What to do → Work out how many lines in the entries contain the string "高生育方案", and give nothing but that number.

━━━━━ Material supplied

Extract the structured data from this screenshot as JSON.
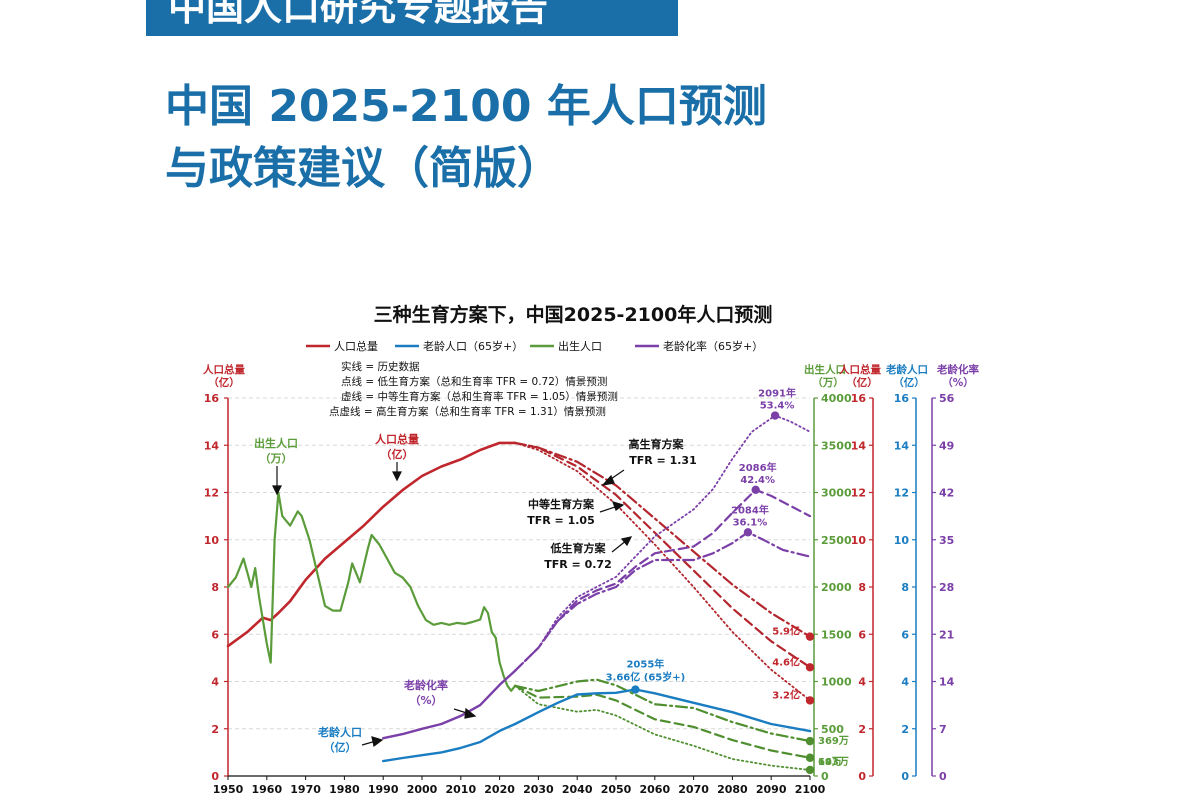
{
  "header": {
    "banner": "中国人口研究专题报告",
    "title_line1": "中国 2025-2100 年人口预测",
    "title_line2": "与政策建议（简版）"
  },
  "chart_data": {
    "type": "line",
    "title": "三种生育方案下，中国2025-2100年人口预测",
    "legend": [
      {
        "label": "人口总量",
        "color": "#c0272d"
      },
      {
        "label": "老龄人口（65岁+）",
        "color": "#1a7cc1"
      },
      {
        "label": "出生人口",
        "color": "#5b9c3a"
      },
      {
        "label": "老龄化率（65岁+）",
        "color": "#7b3fa8"
      }
    ],
    "line_style_notes": [
      "实线 = 历史数据",
      "点线 = 低生育方案（总和生育率 TFR = 0.72）情景预测",
      "虚线 = 中等生育方案（总和生育率 TFR = 1.05）情景预测",
      "点虚线 = 高生育方案（总和生育率 TFR = 1.31）情景预测"
    ],
    "axes": {
      "x": {
        "min": 1950,
        "max": 2100,
        "ticks": [
          "1950",
          "1960",
          "1970",
          "1980",
          "1990",
          "2000",
          "2010",
          "2020",
          "2030",
          "2040",
          "2050",
          "2060",
          "2070",
          "2080",
          "2090",
          "2100"
        ]
      },
      "left": {
        "title_line1": "人口总量",
        "title_line2": "（亿）",
        "min": 0,
        "max": 16,
        "ticks": [
          "0",
          "2",
          "4",
          "6",
          "8",
          "10",
          "12",
          "14",
          "16"
        ],
        "color": "#c0272d"
      },
      "right_births": {
        "title_line1": "出生人口",
        "title_line2": "（万）",
        "min": 0,
        "max": 4000,
        "ticks": [
          "0",
          "500",
          "1000",
          "1500",
          "2000",
          "2500",
          "3000",
          "3500",
          "4000"
        ],
        "color": "#5b9c3a"
      },
      "right_population": {
        "title_line1": "人口总量",
        "title_line2": "（亿）",
        "min": 0,
        "max": 16,
        "ticks": [
          "0",
          "2",
          "4",
          "6",
          "8",
          "10",
          "12",
          "14",
          "16"
        ],
        "color": "#c0272d"
      },
      "right_elderly": {
        "title_line1": "老龄人口",
        "title_line2": "（亿）",
        "min": 0,
        "max": 16,
        "ticks": [
          "0",
          "2",
          "4",
          "6",
          "8",
          "10",
          "12",
          "14",
          "16"
        ],
        "color": "#1a7cc1"
      },
      "right_aging": {
        "title_line1": "老龄化率",
        "title_line2": "（%）",
        "min": 0,
        "max": 56,
        "ticks": [
          "0",
          "7",
          "14",
          "21",
          "28",
          "35",
          "42",
          "49",
          "56"
        ],
        "color": "#7b3fa8"
      }
    },
    "series": {
      "population_history": {
        "axis": "left",
        "x": [
          1950,
          1955,
          1959,
          1961,
          1963,
          1966,
          1970,
          1975,
          1980,
          1985,
          1990,
          1995,
          2000,
          2005,
          2010,
          2015,
          2020,
          2024
        ],
        "y": [
          5.5,
          6.1,
          6.7,
          6.6,
          6.9,
          7.4,
          8.3,
          9.2,
          9.9,
          10.6,
          11.4,
          12.1,
          12.7,
          13.1,
          13.4,
          13.8,
          14.1,
          14.1
        ]
      },
      "population_low": {
        "axis": "left",
        "x": [
          2024,
          2030,
          2040,
          2050,
          2060,
          2070,
          2080,
          2090,
          2100
        ],
        "y": [
          14.1,
          13.8,
          12.9,
          11.5,
          9.8,
          8.0,
          6.1,
          4.5,
          3.2
        ]
      },
      "population_medium": {
        "axis": "left",
        "x": [
          2024,
          2030,
          2040,
          2050,
          2060,
          2070,
          2080,
          2090,
          2100
        ],
        "y": [
          14.1,
          13.9,
          13.1,
          11.9,
          10.3,
          8.7,
          7.1,
          5.7,
          4.6
        ]
      },
      "population_high": {
        "axis": "left",
        "x": [
          2024,
          2030,
          2040,
          2050,
          2060,
          2070,
          2080,
          2090,
          2100
        ],
        "y": [
          14.1,
          13.9,
          13.3,
          12.3,
          10.9,
          9.5,
          8.1,
          6.9,
          5.9
        ]
      },
      "births_history": {
        "axis": "births",
        "x": [
          1950,
          1952,
          1954,
          1956,
          1957,
          1958,
          1959,
          1960,
          1961,
          1962,
          1963,
          1964,
          1966,
          1968,
          1969,
          1971,
          1973,
          1975,
          1977,
          1979,
          1981,
          1982,
          1984,
          1986,
          1987,
          1989,
          1991,
          1993,
          1995,
          1997,
          1999,
          2001,
          2003,
          2005,
          2007,
          2009,
          2011,
          2013,
          2015,
          2016,
          2017,
          2018,
          2019,
          2020,
          2021,
          2022,
          2023,
          2024
        ],
        "y": [
          2000,
          2100,
          2300,
          2000,
          2200,
          1900,
          1650,
          1400,
          1200,
          2500,
          3000,
          2750,
          2650,
          2800,
          2750,
          2500,
          2150,
          1800,
          1750,
          1750,
          2050,
          2250,
          2050,
          2400,
          2550,
          2450,
          2300,
          2150,
          2100,
          2000,
          1800,
          1650,
          1600,
          1620,
          1600,
          1620,
          1610,
          1630,
          1655,
          1786,
          1723,
          1523,
          1465,
          1202,
          1062,
          956,
          902,
          954
        ]
      },
      "births_low": {
        "axis": "births",
        "x": [
          2024,
          2030,
          2040,
          2045,
          2050,
          2060,
          2070,
          2080,
          2090,
          2100
        ],
        "y": [
          954,
          760,
          680,
          700,
          640,
          440,
          320,
          180,
          110,
          64
        ]
      },
      "births_medium": {
        "axis": "births",
        "x": [
          2024,
          2030,
          2040,
          2045,
          2050,
          2060,
          2070,
          2080,
          2090,
          2100
        ],
        "y": [
          954,
          830,
          840,
          860,
          800,
          600,
          520,
          380,
          270,
          193
        ]
      },
      "births_high": {
        "axis": "births",
        "x": [
          2024,
          2030,
          2040,
          2045,
          2050,
          2060,
          2070,
          2080,
          2090,
          2100
        ],
        "y": [
          954,
          900,
          1000,
          1020,
          960,
          760,
          720,
          570,
          450,
          369
        ]
      },
      "elderly_history": {
        "axis": "left",
        "x": [
          1990,
          1995,
          2000,
          2005,
          2010,
          2015,
          2020,
          2024
        ],
        "y": [
          0.63,
          0.76,
          0.88,
          1.0,
          1.19,
          1.44,
          1.91,
          2.2
        ]
      },
      "elderly_projection": {
        "axis": "left",
        "x": [
          2024,
          2030,
          2035,
          2040,
          2045,
          2050,
          2055,
          2060,
          2070,
          2080,
          2090,
          2100
        ],
        "y": [
          2.2,
          2.7,
          3.1,
          3.45,
          3.5,
          3.52,
          3.66,
          3.5,
          3.1,
          2.7,
          2.2,
          1.9
        ]
      },
      "aging_history": {
        "axis": "aging",
        "x": [
          1990,
          1995,
          2000,
          2005,
          2010,
          2015,
          2020,
          2024
        ],
        "y": [
          5.6,
          6.2,
          7.0,
          7.7,
          8.9,
          10.5,
          13.5,
          15.6
        ]
      },
      "aging_low": {
        "axis": "aging",
        "x": [
          2024,
          2030,
          2035,
          2040,
          2045,
          2050,
          2055,
          2060,
          2065,
          2070,
          2075,
          2080,
          2085,
          2091,
          2095,
          2100
        ],
        "y": [
          15.6,
          19.0,
          23.5,
          26.5,
          28.0,
          29.5,
          32.5,
          35.5,
          37.5,
          39.5,
          42.5,
          47.0,
          51.0,
          53.4,
          52.5,
          51.0
        ]
      },
      "aging_medium": {
        "axis": "aging",
        "x": [
          2024,
          2030,
          2035,
          2040,
          2045,
          2050,
          2055,
          2060,
          2065,
          2070,
          2075,
          2080,
          2086,
          2090,
          2095,
          2100
        ],
        "y": [
          15.6,
          19.0,
          23.0,
          26.0,
          27.5,
          28.5,
          31.0,
          33.0,
          33.5,
          34.0,
          36.0,
          39.0,
          42.4,
          41.5,
          40.0,
          38.5
        ]
      },
      "aging_high": {
        "axis": "aging",
        "x": [
          2024,
          2030,
          2035,
          2040,
          2045,
          2050,
          2055,
          2060,
          2065,
          2070,
          2075,
          2080,
          2084,
          2088,
          2093,
          2100
        ],
        "y": [
          15.6,
          19.0,
          23.0,
          25.5,
          27.0,
          28.0,
          30.5,
          32.0,
          32.0,
          32.0,
          33.0,
          34.5,
          36.1,
          35.0,
          33.5,
          32.5
        ]
      }
    },
    "labels": {
      "births_axis_label": {
        "line1": "出生人口",
        "line2": "（万）"
      },
      "population_label": {
        "line1": "人口总量",
        "line2": "（亿）"
      },
      "aging_label": {
        "line1": "老龄化率",
        "line2": "（%）"
      },
      "elderly_label": {
        "line1": "老龄人口",
        "line2": "（亿）"
      },
      "high_scenario": {
        "line1": "高生育方案",
        "line2": "TFR = 1.31"
      },
      "medium_scenario": {
        "line1": "中等生育方案",
        "line2": "TFR = 1.05"
      },
      "low_scenario": {
        "line1": "低生育方案",
        "line2": "TFR = 0.72"
      },
      "peak_2091": {
        "line1": "2091年",
        "line2": "53.4%",
        "x": 2091,
        "y": 53.4
      },
      "peak_2086": {
        "line1": "2086年",
        "line2": "42.4%",
        "x": 2086,
        "y": 42.4
      },
      "peak_2084": {
        "line1": "2084年",
        "line2": "36.1%",
        "x": 2084,
        "y": 36.1
      },
      "elderly_peak": {
        "line1": "2055年",
        "line2": "3.66亿 (65岁+)",
        "x": 2055,
        "y": 3.66
      },
      "pop_high_end": {
        "text": "5.9亿",
        "x": 2100,
        "y": 5.9
      },
      "pop_medium_end": {
        "text": "4.6亿",
        "x": 2100,
        "y": 4.6
      },
      "pop_low_end": {
        "text": "3.2亿",
        "x": 2100,
        "y": 3.2
      },
      "births_high_end": {
        "text": "369万",
        "x": 2100,
        "y": 369
      },
      "births_medium_end": {
        "text": "193万",
        "x": 2100,
        "y": 193
      },
      "births_low_end": {
        "text": "64万",
        "x": 2100,
        "y": 64
      }
    },
    "grid": true
  }
}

━━━━━━━━━━

Reply → 2